*Stated problem:*
Every record should be copied exactly, except that pictures are to be omitted.

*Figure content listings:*
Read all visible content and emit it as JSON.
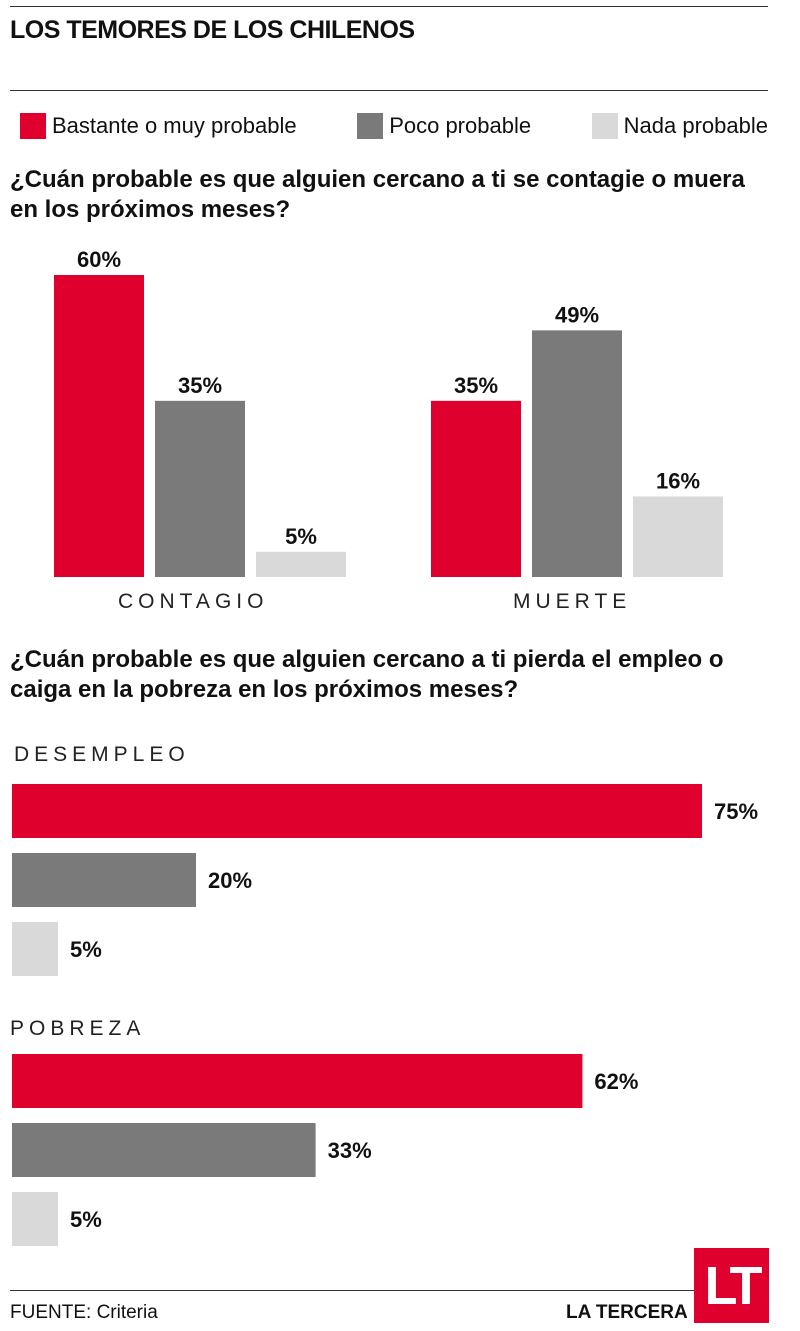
{
  "title": "LOS TEMORES DE LOS CHILENOS",
  "legend": [
    {
      "label": "Bastante o muy probable",
      "color": "#e0002d"
    },
    {
      "label": "Poco probable",
      "color": "#7a7a7a"
    },
    {
      "label": "Nada probable",
      "color": "#d9d9d9"
    }
  ],
  "question1": "¿Cuán probable es que alguien cercano a ti se contagie o muera en los próximos meses?",
  "question2": "¿Cuán probable es que alguien cercano a ti pierda el empleo o caiga en la pobreza en los próximos meses?",
  "footer": {
    "source_label": "FUENTE:",
    "source": "Criteria",
    "brand": "LA TERCERA",
    "logo": "LT"
  },
  "chart_data": [
    {
      "type": "bar",
      "orientation": "vertical",
      "categories": [
        "CONTAGIO",
        "MUERTE"
      ],
      "series": [
        {
          "name": "Bastante o muy probable",
          "values": [
            60,
            35
          ],
          "labels": [
            "60%",
            "35%"
          ]
        },
        {
          "name": "Poco probable",
          "values": [
            35,
            49
          ],
          "labels": [
            "35%",
            "49%"
          ]
        },
        {
          "name": "Nada probable",
          "values": [
            5,
            16
          ],
          "labels": [
            "5%",
            "16%"
          ]
        }
      ],
      "unit": "%",
      "ylim": [
        0,
        60
      ],
      "grid": false
    },
    {
      "type": "bar",
      "orientation": "horizontal",
      "categories": [
        "DESEMPLEO",
        "POBREZA"
      ],
      "series": [
        {
          "name": "Bastante o muy probable",
          "values": [
            75,
            62
          ],
          "labels": [
            "75%",
            "62%"
          ]
        },
        {
          "name": "Poco probable",
          "values": [
            20,
            33
          ],
          "labels": [
            "20%",
            "33%"
          ]
        },
        {
          "name": "Nada probable",
          "values": [
            5,
            5
          ],
          "labels": [
            "5%",
            "5%"
          ]
        }
      ],
      "unit": "%",
      "xlim": [
        0,
        75
      ],
      "grid": false
    }
  ]
}
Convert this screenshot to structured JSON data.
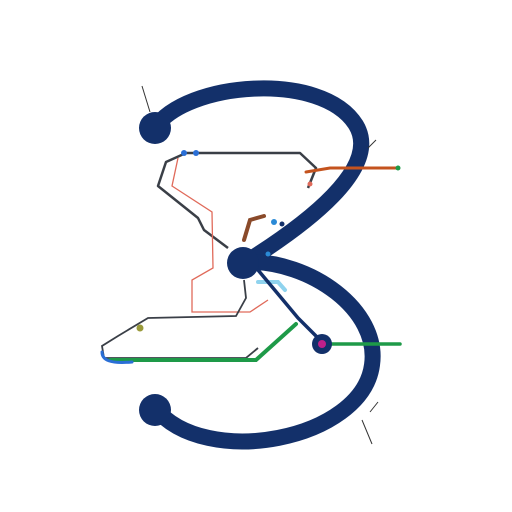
{
  "diagram": {
    "colors": {
      "background": "#ffffff",
      "main_stroke": "#13306a",
      "dark_line": "#3a3f47",
      "salmon_line": "#e06a5a",
      "green_line": "#1e9a48",
      "orange_line": "#c4531e",
      "light_blue_line": "#8fd3ee",
      "brown_line": "#8a4a2a",
      "node_fill": "#13306a",
      "magenta_node": "#c0208a",
      "label_text": "#555555"
    },
    "labels": {
      "top": "",
      "upper_left": "",
      "left_mid": "",
      "upper_center": "",
      "upper_right": "",
      "right_mid": "",
      "center_small": "",
      "right_center": "",
      "lower_left": "",
      "lower_right": "",
      "bottom_right": "",
      "bottom_left": "",
      "bottom_center": ""
    }
  }
}
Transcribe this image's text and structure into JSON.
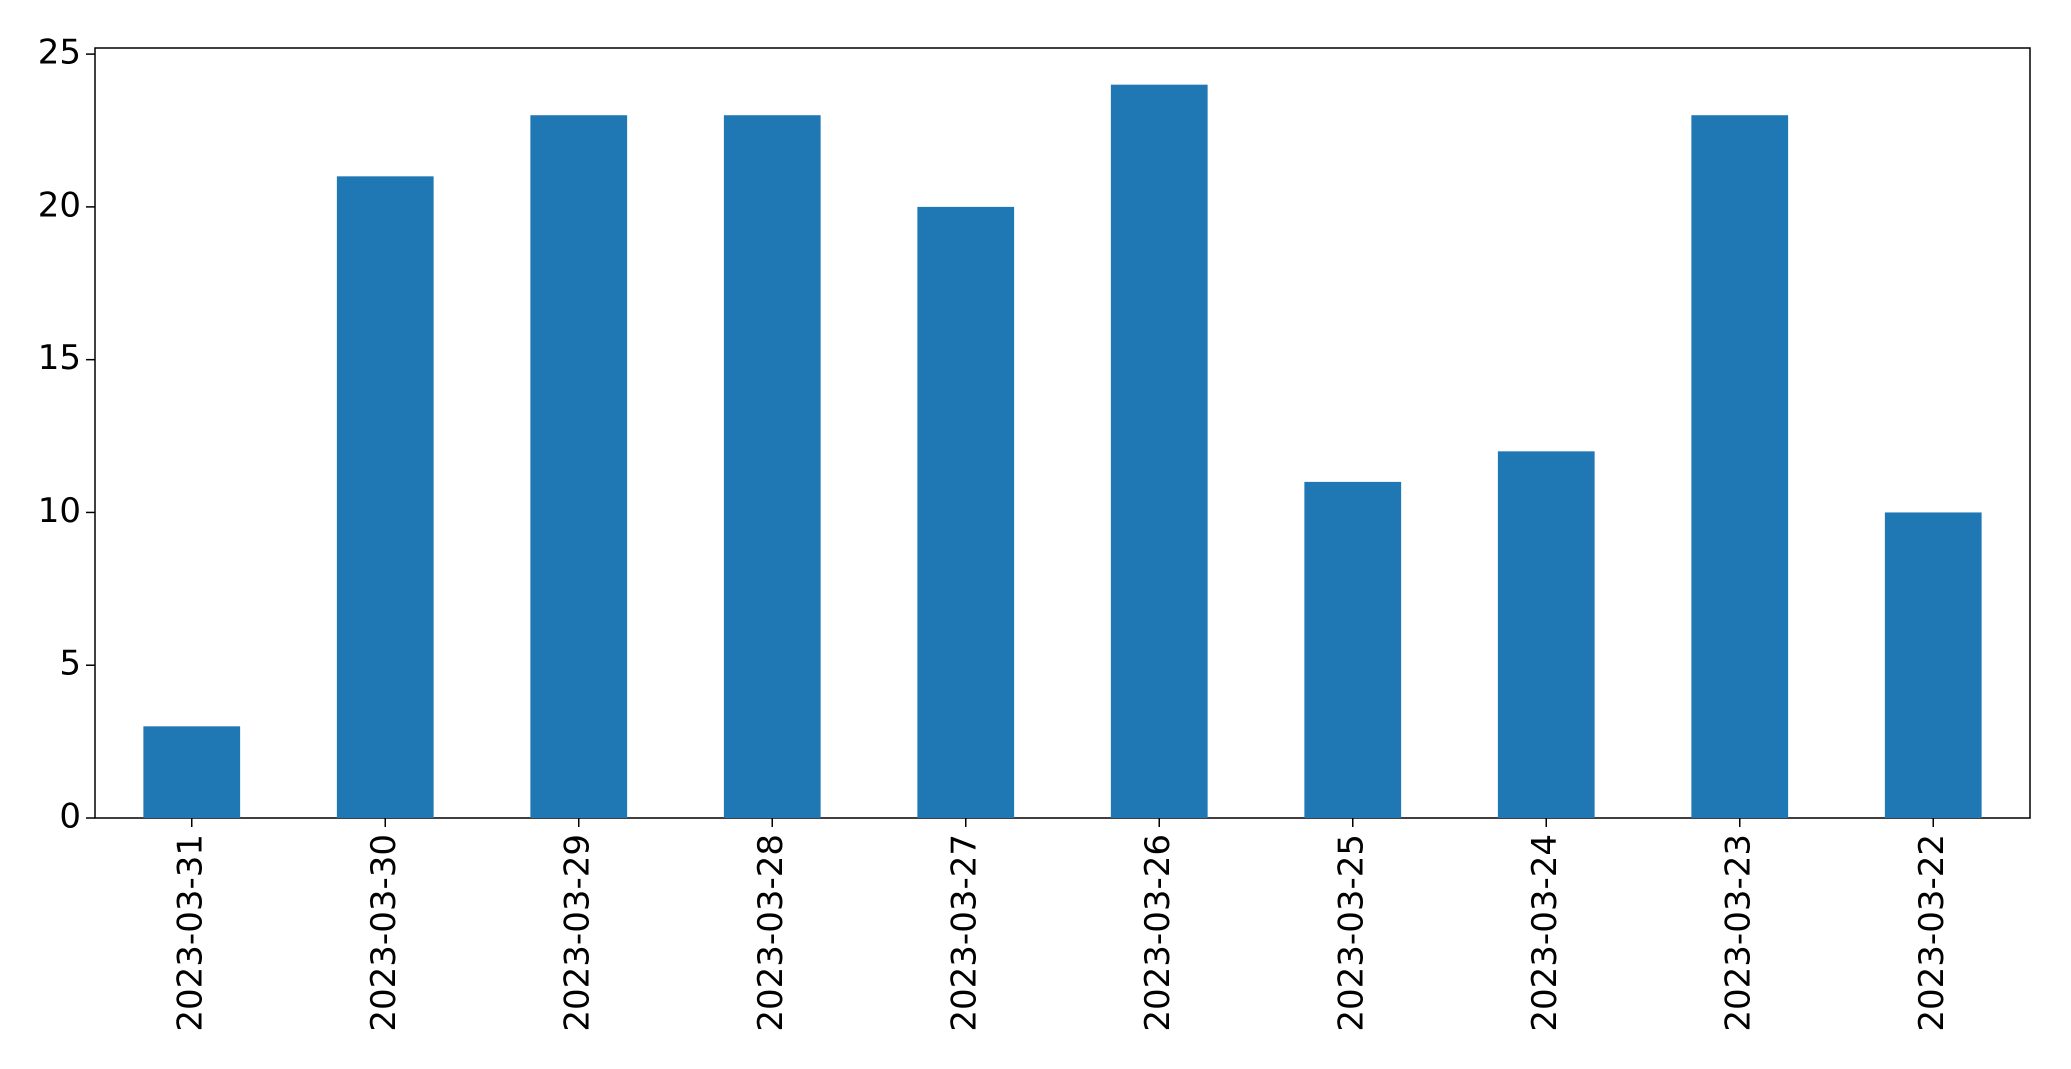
{
  "chart_data": {
    "type": "bar",
    "categories": [
      "2023-03-31",
      "2023-03-30",
      "2023-03-29",
      "2023-03-28",
      "2023-03-27",
      "2023-03-26",
      "2023-03-25",
      "2023-03-24",
      "2023-03-23",
      "2023-03-22"
    ],
    "values": [
      3,
      21,
      23,
      23,
      20,
      24,
      11,
      12,
      23,
      10
    ],
    "color": "#1f77b4",
    "ylim": [
      0,
      25.2
    ],
    "yticks": [
      0,
      5,
      10,
      15,
      20,
      25
    ],
    "grid": false
  }
}
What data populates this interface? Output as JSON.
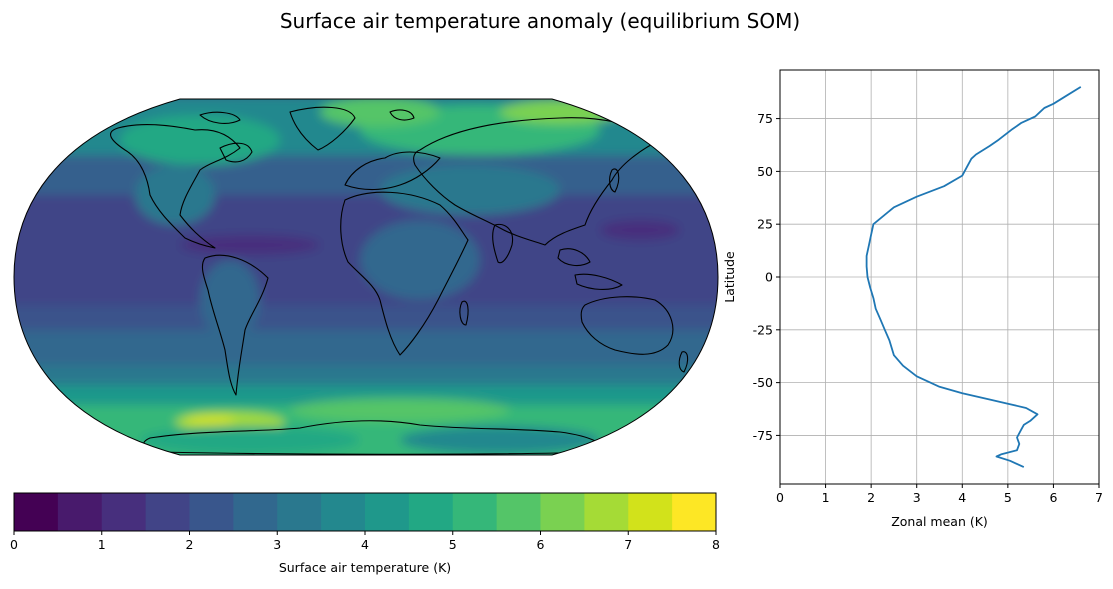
{
  "figure": {
    "title": "Surface air temperature anomaly (equilibrium SOM)"
  },
  "chart_data": [
    {
      "type": "heatmap",
      "description_kind": "global map, Robinson projection, filled contours",
      "colormap": "viridis",
      "levels": [
        0,
        0.5,
        1,
        1.5,
        2,
        2.5,
        3,
        3.5,
        4,
        4.5,
        5,
        5.5,
        6,
        6.5,
        7,
        7.5,
        8
      ],
      "level_colors": [
        "#440154",
        "#481a6c",
        "#472f7d",
        "#414487",
        "#39568c",
        "#31688e",
        "#2a788e",
        "#23888e",
        "#1f988b",
        "#22a884",
        "#35b779",
        "#54c568",
        "#7ad151",
        "#a5db36",
        "#d2e21b",
        "#fde725"
      ],
      "colorbar": {
        "label": "Surface air temperature (K)",
        "ticks": [
          0,
          1,
          2,
          3,
          4,
          5,
          6,
          7,
          8
        ],
        "placement": "bottom"
      }
    },
    {
      "type": "line",
      "xlabel": "Zonal mean (K)",
      "ylabel": "Latitude",
      "xlim": [
        0,
        7
      ],
      "ylim": [
        -98,
        98
      ],
      "xticks": [
        0,
        1,
        2,
        3,
        4,
        5,
        6,
        7
      ],
      "yticks": [
        -75,
        -50,
        -25,
        0,
        25,
        50,
        75
      ],
      "grid": true,
      "color": "#1f77b4",
      "x": [
        5.35,
        5.05,
        4.75,
        4.85,
        5.2,
        5.25,
        5.2,
        5.3,
        5.35,
        5.5,
        5.65,
        5.4,
        5.0,
        4.6,
        4.0,
        3.5,
        3.0,
        2.7,
        2.5,
        2.4,
        2.3,
        2.2,
        2.1,
        2.05,
        1.98,
        1.92,
        1.9,
        1.9,
        1.95,
        2.0,
        2.05,
        2.5,
        3.0,
        3.6,
        4.0,
        4.1,
        4.2,
        4.3,
        4.6,
        4.8,
        5.1,
        5.3,
        5.6,
        5.7,
        5.8,
        6.0,
        6.3,
        6.6
      ],
      "y": [
        -90,
        -87,
        -85,
        -84,
        -82,
        -79,
        -76,
        -72,
        -70,
        -68,
        -65,
        -62,
        -60,
        -58,
        -55,
        -52,
        -47,
        -42,
        -37,
        -30,
        -25,
        -20,
        -15,
        -10,
        -5,
        0,
        5,
        10,
        15,
        20,
        25,
        33,
        38,
        43,
        48,
        52,
        56,
        58,
        62,
        65,
        70,
        73,
        76,
        78,
        80,
        82,
        86,
        90
      ]
    }
  ]
}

*Written reply:*
Read all visible content and emit it as JSON.
{
  "title": "LOS TEMORES DE LOS CHILENOS",
  "legend": [
    {
      "label": "Bastante o muy probable",
      "color": "#e0002d"
    },
    {
      "label": "Poco probable",
      "color": "#7a7a7a"
    },
    {
      "label": "Nada probable",
      "color": "#d9d9d9"
    }
  ],
  "question1": "¿Cuán probable es que alguien cercano a ti se contagie o muera en los próximos meses?",
  "question2": "¿Cuán probable es que alguien cercano a ti pierda el empleo o caiga en la pobreza en los próximos meses?",
  "footer": {
    "source_label": "FUENTE:",
    "source": "Criteria",
    "brand": "LA TERCERA",
    "logo": "LT"
  },
  "chart_data": [
    {
      "type": "bar",
      "orientation": "vertical",
      "categories": [
        "CONTAGIO",
        "MUERTE"
      ],
      "series": [
        {
          "name": "Bastante o muy probable",
          "values": [
            60,
            35
          ],
          "labels": [
            "60%",
            "35%"
          ]
        },
        {
          "name": "Poco probable",
          "values": [
            35,
            49
          ],
          "labels": [
            "35%",
            "49%"
          ]
        },
        {
          "name": "Nada probable",
          "values": [
            5,
            16
          ],
          "labels": [
            "5%",
            "16%"
          ]
        }
      ],
      "unit": "%",
      "ylim": [
        0,
        60
      ],
      "grid": false
    },
    {
      "type": "bar",
      "orientation": "horizontal",
      "categories": [
        "DESEMPLEO",
        "POBREZA"
      ],
      "series": [
        {
          "name": "Bastante o muy probable",
          "values": [
            75,
            62
          ],
          "labels": [
            "75%",
            "62%"
          ]
        },
        {
          "name": "Poco probable",
          "values": [
            20,
            33
          ],
          "labels": [
            "20%",
            "33%"
          ]
        },
        {
          "name": "Nada probable",
          "values": [
            5,
            5
          ],
          "labels": [
            "5%",
            "5%"
          ]
        }
      ],
      "unit": "%",
      "xlim": [
        0,
        75
      ],
      "grid": false
    }
  ]
}
Convert this screenshot to structured JSON data.
{
  "diagram": {
    "colors": {
      "background": "#ffffff",
      "main_stroke": "#13306a",
      "dark_line": "#3a3f47",
      "salmon_line": "#e06a5a",
      "green_line": "#1e9a48",
      "orange_line": "#c4531e",
      "light_blue_line": "#8fd3ee",
      "brown_line": "#8a4a2a",
      "node_fill": "#13306a",
      "magenta_node": "#c0208a",
      "label_text": "#555555"
    },
    "labels": {
      "top": "",
      "upper_left": "",
      "left_mid": "",
      "upper_center": "",
      "upper_right": "",
      "right_mid": "",
      "center_small": "",
      "right_center": "",
      "lower_left": "",
      "lower_right": "",
      "bottom_right": "",
      "bottom_left": "",
      "bottom_center": ""
    }
  }
}
Transcribe this image's text and structure into JSON.
{
  "chart_data": {
    "type": "bar",
    "categories": [
      "2023-03-31",
      "2023-03-30",
      "2023-03-29",
      "2023-03-28",
      "2023-03-27",
      "2023-03-26",
      "2023-03-25",
      "2023-03-24",
      "2023-03-23",
      "2023-03-22"
    ],
    "values": [
      3,
      21,
      23,
      23,
      20,
      24,
      11,
      12,
      23,
      10
    ],
    "color": "#1f77b4",
    "ylim": [
      0,
      25.2
    ],
    "yticks": [
      0,
      5,
      10,
      15,
      20,
      25
    ],
    "grid": false
  }
}
What data populates this interface? Output as JSON.
{
  "figure": {
    "title": "Surface air temperature anomaly (equilibrium SOM)"
  },
  "chart_data": [
    {
      "type": "heatmap",
      "description_kind": "global map, Robinson projection, filled contours",
      "colormap": "viridis",
      "levels": [
        0,
        0.5,
        1,
        1.5,
        2,
        2.5,
        3,
        3.5,
        4,
        4.5,
        5,
        5.5,
        6,
        6.5,
        7,
        7.5,
        8
      ],
      "level_colors": [
        "#440154",
        "#481a6c",
        "#472f7d",
        "#414487",
        "#39568c",
        "#31688e",
        "#2a788e",
        "#23888e",
        "#1f988b",
        "#22a884",
        "#35b779",
        "#54c568",
        "#7ad151",
        "#a5db36",
        "#d2e21b",
        "#fde725"
      ],
      "colorbar": {
        "label": "Surface air temperature (K)",
        "ticks": [
          0,
          1,
          2,
          3,
          4,
          5,
          6,
          7,
          8
        ],
        "placement": "bottom"
      }
    },
    {
      "type": "line",
      "xlabel": "Zonal mean (K)",
      "ylabel": "Latitude",
      "xlim": [
        0,
        7
      ],
      "ylim": [
        -98,
        98
      ],
      "xticks": [
        0,
        1,
        2,
        3,
        4,
        5,
        6,
        7
      ],
      "yticks": [
        -75,
        -50,
        -25,
        0,
        25,
        50,
        75
      ],
      "grid": true,
      "color": "#1f77b4",
      "x": [
        5.35,
        5.05,
        4.75,
        4.85,
        5.2,
        5.25,
        5.2,
        5.3,
        5.35,
        5.5,
        5.65,
        5.4,
        5.0,
        4.6,
        4.0,
        3.5,
        3.0,
        2.7,
        2.5,
        2.4,
        2.3,
        2.2,
        2.1,
        2.05,
        1.98,
        1.92,
        1.9,
        1.9,
        1.95,
        2.0,
        2.05,
        2.5,
        3.0,
        3.6,
        4.0,
        4.1,
        4.2,
        4.3,
        4.6,
        4.8,
        5.1,
        5.3,
        5.6,
        5.7,
        5.8,
        6.0,
        6.3,
        6.6
      ],
      "y": [
        -90,
        -87,
        -85,
        -84,
        -82,
        -79,
        -76,
        -72,
        -70,
        -68,
        -65,
        -62,
        -60,
        -58,
        -55,
        -52,
        -47,
        -42,
        -37,
        -30,
        -25,
        -20,
        -15,
        -10,
        -5,
        0,
        5,
        10,
        15,
        20,
        25,
        33,
        38,
        43,
        48,
        52,
        56,
        58,
        62,
        65,
        70,
        73,
        76,
        78,
        80,
        82,
        86,
        90
      ]
    }
  ]
}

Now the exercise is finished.